# START OF DATASET RECORDS

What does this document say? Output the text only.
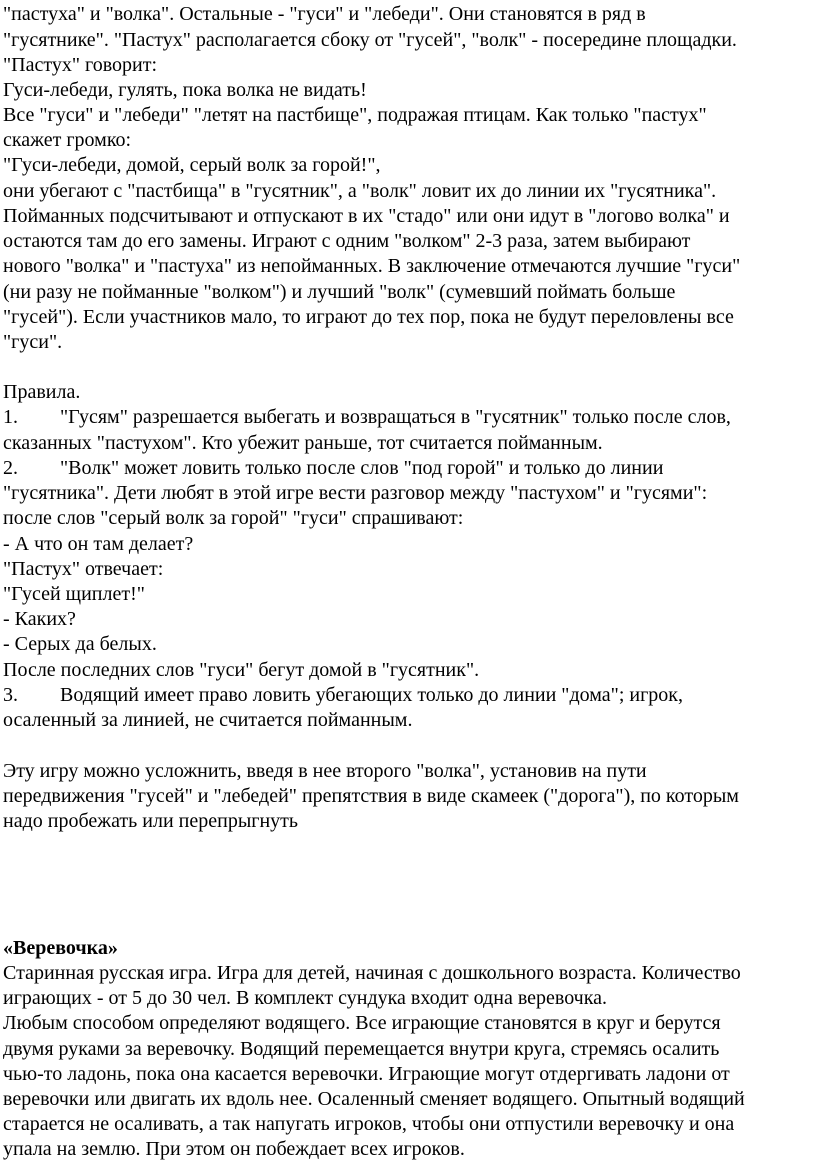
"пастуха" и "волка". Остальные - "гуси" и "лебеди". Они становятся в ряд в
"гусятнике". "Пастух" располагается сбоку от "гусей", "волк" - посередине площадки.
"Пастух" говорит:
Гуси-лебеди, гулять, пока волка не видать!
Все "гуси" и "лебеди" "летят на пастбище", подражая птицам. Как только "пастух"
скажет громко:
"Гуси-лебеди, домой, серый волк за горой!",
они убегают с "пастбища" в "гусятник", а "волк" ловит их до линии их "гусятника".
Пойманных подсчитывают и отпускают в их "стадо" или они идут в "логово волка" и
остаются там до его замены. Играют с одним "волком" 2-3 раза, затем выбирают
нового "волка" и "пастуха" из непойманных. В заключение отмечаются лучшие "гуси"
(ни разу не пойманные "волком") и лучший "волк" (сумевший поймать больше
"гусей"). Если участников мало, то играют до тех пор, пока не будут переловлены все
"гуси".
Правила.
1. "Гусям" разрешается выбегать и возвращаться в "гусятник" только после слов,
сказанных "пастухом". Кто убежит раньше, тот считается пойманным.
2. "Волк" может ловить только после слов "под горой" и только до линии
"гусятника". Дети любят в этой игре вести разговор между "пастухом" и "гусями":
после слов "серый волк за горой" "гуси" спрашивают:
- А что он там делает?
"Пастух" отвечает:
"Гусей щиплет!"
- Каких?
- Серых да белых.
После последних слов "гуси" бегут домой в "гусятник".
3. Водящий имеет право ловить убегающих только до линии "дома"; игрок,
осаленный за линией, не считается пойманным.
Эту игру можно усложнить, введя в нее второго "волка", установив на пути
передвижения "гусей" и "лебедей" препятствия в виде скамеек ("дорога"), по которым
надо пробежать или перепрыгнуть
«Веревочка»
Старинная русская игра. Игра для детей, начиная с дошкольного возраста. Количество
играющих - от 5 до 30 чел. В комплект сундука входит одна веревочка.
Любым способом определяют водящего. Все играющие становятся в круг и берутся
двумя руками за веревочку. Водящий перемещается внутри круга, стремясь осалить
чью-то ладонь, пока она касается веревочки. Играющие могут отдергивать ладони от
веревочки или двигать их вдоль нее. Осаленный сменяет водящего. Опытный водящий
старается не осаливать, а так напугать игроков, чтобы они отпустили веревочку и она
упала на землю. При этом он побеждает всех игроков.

# END OF DATASET RECORDS
# START OF DATASET RECORDS

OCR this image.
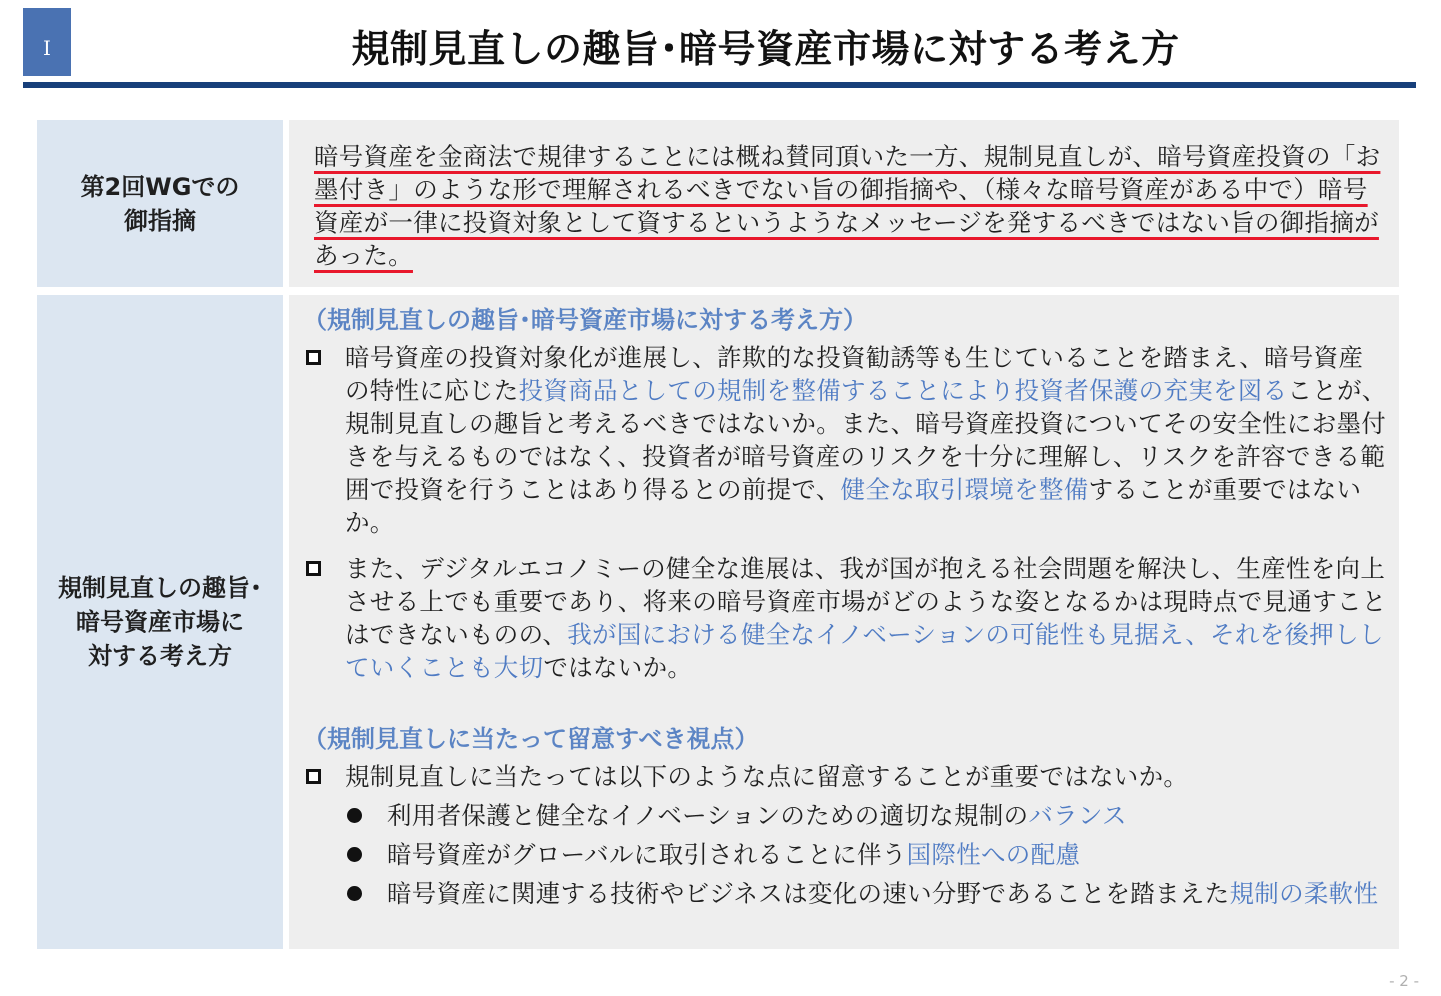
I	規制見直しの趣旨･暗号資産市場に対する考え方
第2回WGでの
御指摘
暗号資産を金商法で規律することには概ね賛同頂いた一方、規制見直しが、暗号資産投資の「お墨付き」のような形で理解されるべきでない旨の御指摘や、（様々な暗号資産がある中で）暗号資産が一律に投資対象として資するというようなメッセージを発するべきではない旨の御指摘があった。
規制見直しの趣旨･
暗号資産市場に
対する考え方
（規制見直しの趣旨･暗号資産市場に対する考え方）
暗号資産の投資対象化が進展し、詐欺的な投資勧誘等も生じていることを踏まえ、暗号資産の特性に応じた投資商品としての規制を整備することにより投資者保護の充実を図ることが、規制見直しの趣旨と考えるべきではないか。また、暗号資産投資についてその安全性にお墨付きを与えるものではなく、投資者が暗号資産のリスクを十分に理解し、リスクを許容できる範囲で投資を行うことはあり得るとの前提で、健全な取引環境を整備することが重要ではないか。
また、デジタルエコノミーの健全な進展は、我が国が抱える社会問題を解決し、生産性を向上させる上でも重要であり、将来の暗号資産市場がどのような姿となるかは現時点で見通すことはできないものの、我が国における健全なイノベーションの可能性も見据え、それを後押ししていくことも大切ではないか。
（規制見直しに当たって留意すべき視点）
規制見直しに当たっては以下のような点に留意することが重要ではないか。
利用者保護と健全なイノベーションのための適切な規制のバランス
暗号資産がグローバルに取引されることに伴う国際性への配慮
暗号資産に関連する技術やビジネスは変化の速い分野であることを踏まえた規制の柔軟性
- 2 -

# END OF DATASET RECORDS

DIRECTIVE -
Scan the listing above for the word "ловить" and show each line where it is found.

THE REPLY -
2. "Волк" может ловить только после слов "под горой" и только до линии
3. Водящий имеет право ловить убегающих только до линии "дома"; игрок,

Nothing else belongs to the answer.